* TO DO
Transcribe all records exactly.

______

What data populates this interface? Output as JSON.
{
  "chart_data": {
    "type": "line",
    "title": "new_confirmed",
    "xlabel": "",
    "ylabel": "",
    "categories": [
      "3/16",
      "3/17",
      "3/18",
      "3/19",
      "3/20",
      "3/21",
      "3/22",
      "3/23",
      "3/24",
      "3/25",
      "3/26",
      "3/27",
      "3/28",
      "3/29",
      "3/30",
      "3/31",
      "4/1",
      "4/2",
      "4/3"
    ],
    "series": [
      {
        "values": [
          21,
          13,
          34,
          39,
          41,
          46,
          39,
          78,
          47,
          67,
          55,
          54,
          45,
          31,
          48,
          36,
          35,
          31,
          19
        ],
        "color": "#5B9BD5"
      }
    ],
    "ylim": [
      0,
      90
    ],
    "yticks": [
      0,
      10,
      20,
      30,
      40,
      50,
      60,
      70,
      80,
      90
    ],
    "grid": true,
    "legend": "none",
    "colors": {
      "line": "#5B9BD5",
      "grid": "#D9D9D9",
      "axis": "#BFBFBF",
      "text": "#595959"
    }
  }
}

______

* RESPONSE TO THE TASK
What data populates this interface? Output as JSON.
{
  "chart_data": {
    "type": "line",
    "title": "new_confirmed",
    "xlabel": "",
    "ylabel": "",
    "categories": [
      "3/16",
      "3/17",
      "3/18",
      "3/19",
      "3/20",
      "3/21",
      "3/22",
      "3/23",
      "3/24",
      "3/25",
      "3/26",
      "3/27",
      "3/28",
      "3/29",
      "3/30",
      "3/31",
      "4/1",
      "4/2",
      "4/3"
    ],
    "series": [
      {
        "values": [
          21,
          13,
          34,
          39,
          41,
          46,
          39,
          78,
          47,
          67,
          55,
          54,
          45,
          31,
          48,
          36,
          35,
          31,
          19
        ],
        "color": "#5B9BD5"
      }
    ],
    "ylim": [
      0,
      90
    ],
    "yticks": [
      0,
      10,
      20,
      30,
      40,
      50,
      60,
      70,
      80,
      90
    ],
    "grid": true,
    "legend": "none",
    "colors": {
      "line": "#5B9BD5",
      "grid": "#D9D9D9",
      "axis": "#BFBFBF",
      "text": "#595959"
    }
  }
}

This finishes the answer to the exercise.